Excerpted text:

○ ○ ○ ○ ○

The Hunt: Tracking Organic Prover Killer blocks on Ethereum

soispoke · May 13, 2025, 1:36pm

^rare picture of an organic prover killer about to kill an Ethereum block.

Thanks to Maria Silva for helping extract accurate gas costs from EVM operations through her work on evm-meter-analysis, and to Ignacio Hagopian, Anders Elowsson, Caspar Schwarz‑Schilling, and Joshua for their valuable comments and feedback on this post.

Introduction

Ethereum is rapidly moving toward scaling its L1 using zkVMs, by enabling validators to verify a SNARK proof for each block rather than having to re-execute it. As proving costs continue to drop, real-time block proving (i.e., proving blocks under 12 seconds) may become feasible by the end of 2025, highlighting the need for the protocol to prepare proactively for this transition. A key consideration is how to price EVM operations (i.e., opcodes and precompiles) in a zkVM world. EVM operations that are inexpensive to execute locally on a CPU could become computationally intensive during cryptographic proof generation.

This difference raises critical questions about how the protocol should adjust opcode and precompile pricing to accurately reflect the true costs of cryptographic proving. Repricing efforts are essential to prevent prover-killer attacks, where transactions and blocks are packed with operations disproportionately expensive to prove, potentially causing liveness failures if provers fail to generate proofs on time. With multiple zkVMs operating in parallel, another question also arises: Should repricing align with the fastest zkVM, the slowest, or a more conservative average among top performers? Addressing this question will be crucial to maintaining network stability without disproportionately affecting specific zkVMs.

So far, identifying worst-case scenarios has largely depended on intuition and prior knowledge to construct specially crafted “prover-killer” blocks, which maximize the computational complexity of cryptographic proofs. These blocks were empirically tested to measure proving overhead under extreme conditions. Recently, the ongoing development of a standardized zkVM benchmark suite has introduced a more structured approach, using targeted test cases to simulate computationally intensive operations to assess prover overhead in worst-case scenarios more accurately.

○ ○ ○ ○ ○

Tasks to carry out:
#1 Reproduce the prover-killer post above, everything from "The Hunt: Tracking" down to "an Ethereum block.".
#2 Answer these from the prover-killer post above:
(a) Real-time block proving means proving blocks in under how many seconds?
(b) By when may real-time block proving become feasible?
(c) What ongoing development has introduced a more structured approach to assessing prover overhead?
The data after this text is not needed for anything asked here.

Provided material:
○ ○ ○ ○ ○

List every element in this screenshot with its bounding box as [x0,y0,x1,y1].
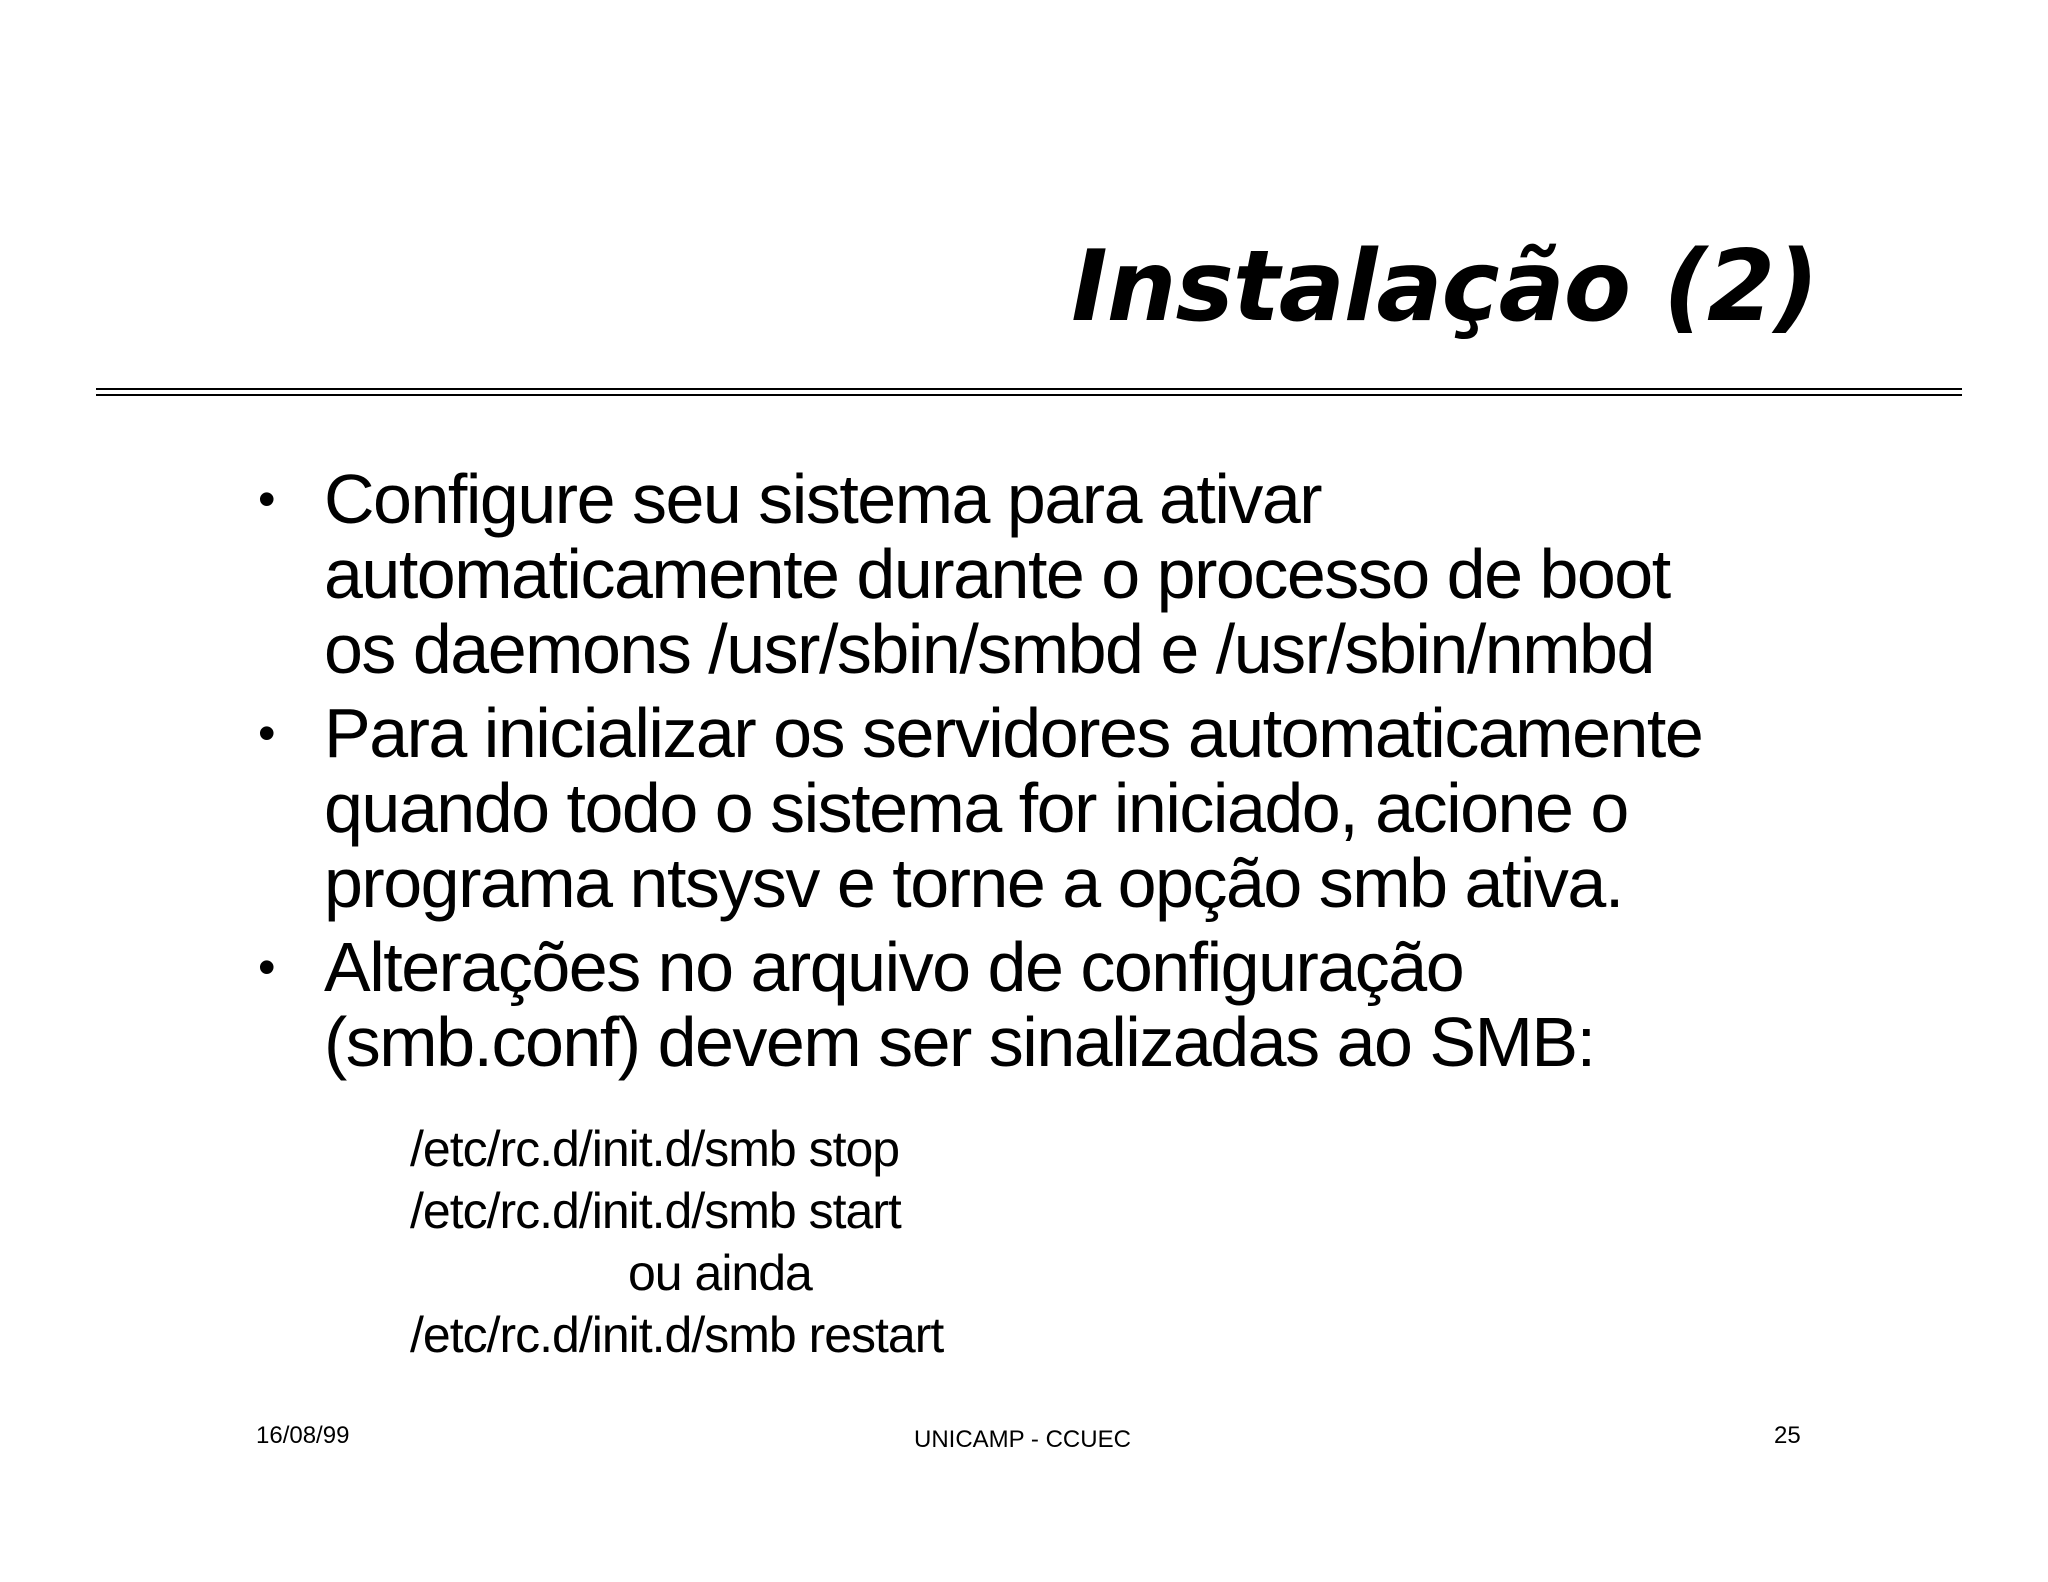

○ ○ ○ ○ ○

Solutions to the exercise:
#1
The Hunt: Tracking Organic Prover Killer blocks on Ethereum

soispoke · May 13, 2025, 1:36pm

^rare picture of an organic prover killer about to kill an Ethereum block.

#2
(a) 12 seconds
(b) By the end of 2025
(c) A standardized zkVM benchmark suite